» **Ejercicio propuesto**: Sustituye "fanatismo" por "celo" y copia el fragmento del texto sobre Jiménez Lozano y Umberto Eco comprendido entre "Para Jiménez Lozano" y "el haberla violado.", ambos incluidos.

» **Texto mostrado**:
Tanto en la historia como en las historias, la piedra de toque es el pasado. Las historias lo cuentan para divertir, mientras que la historia se lo encuentra en el camino de la actualidad como un escándalo. En esa diferencia está la novedad. Esas dos maneras de ver el pasado distinguen a dos soberbios narradores: José Jiménez Lozano y Umberto Eco. Lo de menos es la diversa fortuna en los reconocimientos públicos; lo importante es la confrontación de sus obras. Umberto Eco cuenta historias para divertir, consciente de que al final no pasa nada. Con mano maestra acompaña al lector por un museo apasionante en el que las imágenes del pasado arroban el ánimo del paseante. El lector descansa cuando la intriga se resuelve, y no se asusta si el fuego destruye para siempre los libros que son su herencia.

Para Jiménez Lozano la historia es un tormento. Lo primero que llama la atención es que no cuenta cualquier historia. Son historias dolorosas, como las del pueblo que sufre la guerra civil sin que nadie se lo pregunte; o de conversos, como fray Luis de León, cuya partida -la de reanimar el espíritu evangélico en medio de una sociedad de cristianos viejos- la tiene perdida; o la de los muertos a los que no se dejará en paz ni en su tumba porque hasta ahí llega el fanatismo religioso y político de los españoles. Historias de corralillos, de heterodoxos perseguidos, de rabinos que cuentan tristezas infinitas, de Benitos de Espinosa, seres malditos por haberse tomado en serio la libertad o porque no pueden soportar el haberla violado.

» **Registros guardados**:
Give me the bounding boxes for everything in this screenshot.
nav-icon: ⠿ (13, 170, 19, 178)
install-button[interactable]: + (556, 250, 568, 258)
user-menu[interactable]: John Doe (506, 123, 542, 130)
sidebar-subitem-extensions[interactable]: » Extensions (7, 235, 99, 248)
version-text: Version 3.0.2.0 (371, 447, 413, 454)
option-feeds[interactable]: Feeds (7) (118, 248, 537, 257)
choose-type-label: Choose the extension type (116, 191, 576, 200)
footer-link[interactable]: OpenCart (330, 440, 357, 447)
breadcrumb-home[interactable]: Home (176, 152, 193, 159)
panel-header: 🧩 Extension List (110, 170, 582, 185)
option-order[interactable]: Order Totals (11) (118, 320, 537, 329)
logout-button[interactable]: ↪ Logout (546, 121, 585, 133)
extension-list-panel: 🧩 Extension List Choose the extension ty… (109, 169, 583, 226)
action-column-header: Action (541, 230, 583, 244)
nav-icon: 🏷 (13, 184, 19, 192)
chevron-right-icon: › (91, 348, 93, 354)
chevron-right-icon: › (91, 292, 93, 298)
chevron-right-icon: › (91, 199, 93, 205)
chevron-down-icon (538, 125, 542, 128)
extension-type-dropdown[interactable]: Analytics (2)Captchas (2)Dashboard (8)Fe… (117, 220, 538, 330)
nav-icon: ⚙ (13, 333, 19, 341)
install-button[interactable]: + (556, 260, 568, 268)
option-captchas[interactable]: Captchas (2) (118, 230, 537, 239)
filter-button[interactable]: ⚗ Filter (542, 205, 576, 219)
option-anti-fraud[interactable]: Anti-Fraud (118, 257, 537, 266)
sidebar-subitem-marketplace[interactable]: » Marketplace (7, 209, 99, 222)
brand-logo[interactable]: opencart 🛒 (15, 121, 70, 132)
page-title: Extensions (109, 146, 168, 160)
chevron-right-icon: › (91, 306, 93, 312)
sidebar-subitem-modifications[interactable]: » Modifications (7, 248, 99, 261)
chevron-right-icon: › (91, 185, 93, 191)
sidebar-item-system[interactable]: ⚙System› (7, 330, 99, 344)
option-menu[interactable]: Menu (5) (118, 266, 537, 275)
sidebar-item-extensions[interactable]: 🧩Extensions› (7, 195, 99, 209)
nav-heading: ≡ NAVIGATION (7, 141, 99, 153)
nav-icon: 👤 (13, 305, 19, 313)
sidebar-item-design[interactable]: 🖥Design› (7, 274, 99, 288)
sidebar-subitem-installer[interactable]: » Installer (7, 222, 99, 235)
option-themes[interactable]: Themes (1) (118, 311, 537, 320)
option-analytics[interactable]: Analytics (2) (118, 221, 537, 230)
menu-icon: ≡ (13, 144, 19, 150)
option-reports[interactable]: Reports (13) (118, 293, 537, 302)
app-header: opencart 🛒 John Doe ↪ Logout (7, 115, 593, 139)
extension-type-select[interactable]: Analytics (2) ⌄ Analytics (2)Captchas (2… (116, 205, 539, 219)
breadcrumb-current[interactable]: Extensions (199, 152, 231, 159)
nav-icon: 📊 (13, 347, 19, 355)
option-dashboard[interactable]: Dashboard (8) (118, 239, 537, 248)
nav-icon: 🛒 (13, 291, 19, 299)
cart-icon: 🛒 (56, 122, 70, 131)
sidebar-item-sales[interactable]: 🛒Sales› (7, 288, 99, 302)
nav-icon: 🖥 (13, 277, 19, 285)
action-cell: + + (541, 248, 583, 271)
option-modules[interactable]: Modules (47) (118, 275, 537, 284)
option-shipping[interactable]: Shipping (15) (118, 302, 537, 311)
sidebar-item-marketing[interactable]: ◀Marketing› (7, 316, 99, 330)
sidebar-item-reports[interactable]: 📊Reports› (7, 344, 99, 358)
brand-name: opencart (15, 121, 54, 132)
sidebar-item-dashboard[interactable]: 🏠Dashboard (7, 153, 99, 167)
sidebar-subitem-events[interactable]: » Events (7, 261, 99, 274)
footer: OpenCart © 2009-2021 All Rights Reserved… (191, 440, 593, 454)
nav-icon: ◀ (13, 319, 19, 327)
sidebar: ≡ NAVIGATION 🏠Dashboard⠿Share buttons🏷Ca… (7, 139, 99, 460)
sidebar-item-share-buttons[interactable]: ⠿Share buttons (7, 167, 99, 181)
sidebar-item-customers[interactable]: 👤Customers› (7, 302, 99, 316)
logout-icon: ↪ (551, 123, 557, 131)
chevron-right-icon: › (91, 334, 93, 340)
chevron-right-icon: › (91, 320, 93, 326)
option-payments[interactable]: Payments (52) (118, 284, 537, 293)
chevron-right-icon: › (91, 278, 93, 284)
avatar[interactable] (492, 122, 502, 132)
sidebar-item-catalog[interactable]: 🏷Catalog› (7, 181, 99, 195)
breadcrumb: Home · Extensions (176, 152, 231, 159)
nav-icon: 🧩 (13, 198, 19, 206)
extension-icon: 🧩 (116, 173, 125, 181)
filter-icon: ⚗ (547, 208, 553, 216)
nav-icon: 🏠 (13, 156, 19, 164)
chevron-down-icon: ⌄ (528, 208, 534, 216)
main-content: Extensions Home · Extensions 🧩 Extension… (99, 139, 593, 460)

» **Respuesta**:
Para Jiménez Lozano la historia es un tormento. Lo primero que llama la atención es que no cuenta cualquier historia. Son historias dolorosas, como las del pueblo que sufre la guerra civil sin que nadie se lo pregunte; o de conversos, como fray Luis de León, cuya partida -la de reanimar el espíritu evangélico en medio de una sociedad de cristianos viejos- la tiene perdida; o la de los muertos a los que no se dejará en paz ni en su tumba porque hasta ahí llega el celo religioso y político de los españoles. Historias de corralillos, de heterodoxos perseguidos, de rabinos que cuentan tristezas infinitas, de Benitos de Espinosa, seres malditos por haberse tomado en serio la libertad o porque no pueden soportar el haberla violado.